__Records shown__
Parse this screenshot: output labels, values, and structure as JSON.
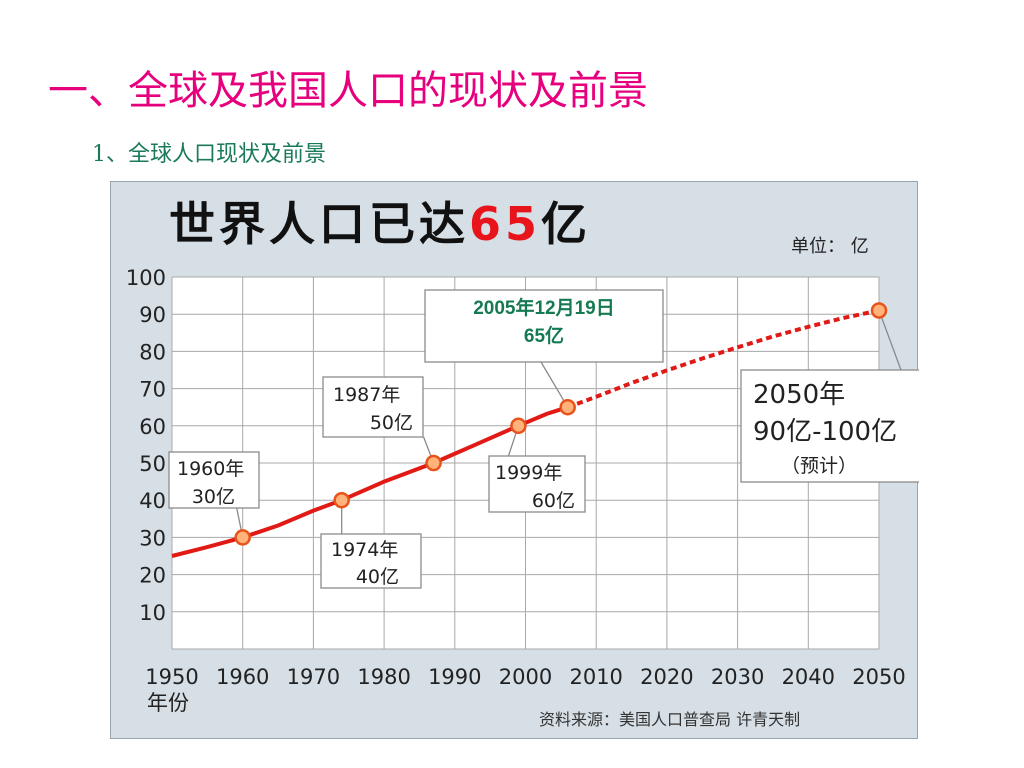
{
  "slide": {
    "title": "一、全球及我国人口的现状及前景",
    "subtitle": "1、全球人口现状及前景"
  },
  "colors": {
    "title": "#e6007e",
    "subtitle": "#1a7a5a",
    "panel": "#d6dfe6",
    "line": "#e11a16",
    "marker_fill": "#ffb27a",
    "headline_number": "#e8141b",
    "callout_green": "#157a52"
  },
  "chart_data": {
    "type": "line",
    "title_prefix": "世界人口已达",
    "title_number": "65",
    "title_suffix": "亿",
    "unit_label": "单位：  亿",
    "x_unit_label": "年份",
    "source": "资料来源：美国人口普查局  许青天制",
    "xlim": [
      1950,
      2050
    ],
    "ylim": [
      0,
      100
    ],
    "x_ticks": [
      "1950",
      "1960",
      "1970",
      "1980",
      "1990",
      "2000",
      "2010",
      "2020",
      "2030",
      "2040",
      "2050"
    ],
    "y_ticks": [
      "100",
      "90",
      "80",
      "70",
      "60",
      "50",
      "40",
      "30",
      "20",
      "10"
    ],
    "grid": true,
    "series": [
      {
        "style": "solid",
        "x": [
          1950,
          1955,
          1960,
          1965,
          1970,
          1974,
          1980,
          1987,
          1993,
          1999,
          2003,
          2005.97
        ],
        "y": [
          25,
          27.4,
          30,
          33.2,
          37.2,
          40,
          45,
          50,
          55,
          60,
          63.2,
          65
        ]
      },
      {
        "style": "dashed",
        "x": [
          2005.97,
          2010,
          2015,
          2020,
          2025,
          2030,
          2035,
          2040,
          2045,
          2050
        ],
        "y": [
          65,
          67.8,
          71.5,
          74.9,
          78.1,
          81.1,
          84,
          86.6,
          89,
          91
        ]
      }
    ],
    "points": [
      {
        "x": 1960,
        "y": 30
      },
      {
        "x": 1974,
        "y": 40
      },
      {
        "x": 1987,
        "y": 50
      },
      {
        "x": 1999,
        "y": 60
      },
      {
        "x": 2005.97,
        "y": 65
      },
      {
        "x": 2050,
        "y": 91
      }
    ],
    "annotations": [
      {
        "lines": [
          "1960年",
          "30亿"
        ]
      },
      {
        "lines": [
          "1974年",
          "40亿"
        ]
      },
      {
        "lines": [
          "1987年",
          "50亿"
        ]
      },
      {
        "lines": [
          "1999年",
          "60亿"
        ]
      },
      {
        "lines": [
          "2005年12月19日",
          "65亿"
        ]
      },
      {
        "lines": [
          "2050年",
          "90亿-100亿",
          "（预计）"
        ]
      }
    ]
  }
}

__The problem__
Omit the pictures and restate the rest of the records verbatim.

__Result for this exercise__
Parse this screenshot: output labels, values, and structure as JSON.
{
  "slide": {
    "title": "一、全球及我国人口的现状及前景",
    "subtitle": "1、全球人口现状及前景"
  },
  "colors": {
    "title": "#e6007e",
    "subtitle": "#1a7a5a",
    "panel": "#d6dfe6",
    "line": "#e11a16",
    "marker_fill": "#ffb27a",
    "headline_number": "#e8141b",
    "callout_green": "#157a52"
  },
  "chart_data": {
    "type": "line",
    "title_prefix": "世界人口已达",
    "title_number": "65",
    "title_suffix": "亿",
    "unit_label": "单位：  亿",
    "x_unit_label": "年份",
    "source": "资料来源：美国人口普查局  许青天制",
    "xlim": [
      1950,
      2050
    ],
    "ylim": [
      0,
      100
    ],
    "x_ticks": [
      "1950",
      "1960",
      "1970",
      "1980",
      "1990",
      "2000",
      "2010",
      "2020",
      "2030",
      "2040",
      "2050"
    ],
    "y_ticks": [
      "100",
      "90",
      "80",
      "70",
      "60",
      "50",
      "40",
      "30",
      "20",
      "10"
    ],
    "grid": true,
    "series": [
      {
        "style": "solid",
        "x": [
          1950,
          1955,
          1960,
          1965,
          1970,
          1974,
          1980,
          1987,
          1993,
          1999,
          2003,
          2005.97
        ],
        "y": [
          25,
          27.4,
          30,
          33.2,
          37.2,
          40,
          45,
          50,
          55,
          60,
          63.2,
          65
        ]
      },
      {
        "style": "dashed",
        "x": [
          2005.97,
          2010,
          2015,
          2020,
          2025,
          2030,
          2035,
          2040,
          2045,
          2050
        ],
        "y": [
          65,
          67.8,
          71.5,
          74.9,
          78.1,
          81.1,
          84,
          86.6,
          89,
          91
        ]
      }
    ],
    "points": [
      {
        "x": 1960,
        "y": 30
      },
      {
        "x": 1974,
        "y": 40
      },
      {
        "x": 1987,
        "y": 50
      },
      {
        "x": 1999,
        "y": 60
      },
      {
        "x": 2005.97,
        "y": 65
      },
      {
        "x": 2050,
        "y": 91
      }
    ],
    "annotations": [
      {
        "lines": [
          "1960年",
          "30亿"
        ]
      },
      {
        "lines": [
          "1974年",
          "40亿"
        ]
      },
      {
        "lines": [
          "1987年",
          "50亿"
        ]
      },
      {
        "lines": [
          "1999年",
          "60亿"
        ]
      },
      {
        "lines": [
          "2005年12月19日",
          "65亿"
        ]
      },
      {
        "lines": [
          "2050年",
          "90亿-100亿",
          "（预计）"
        ]
      }
    ]
  }
}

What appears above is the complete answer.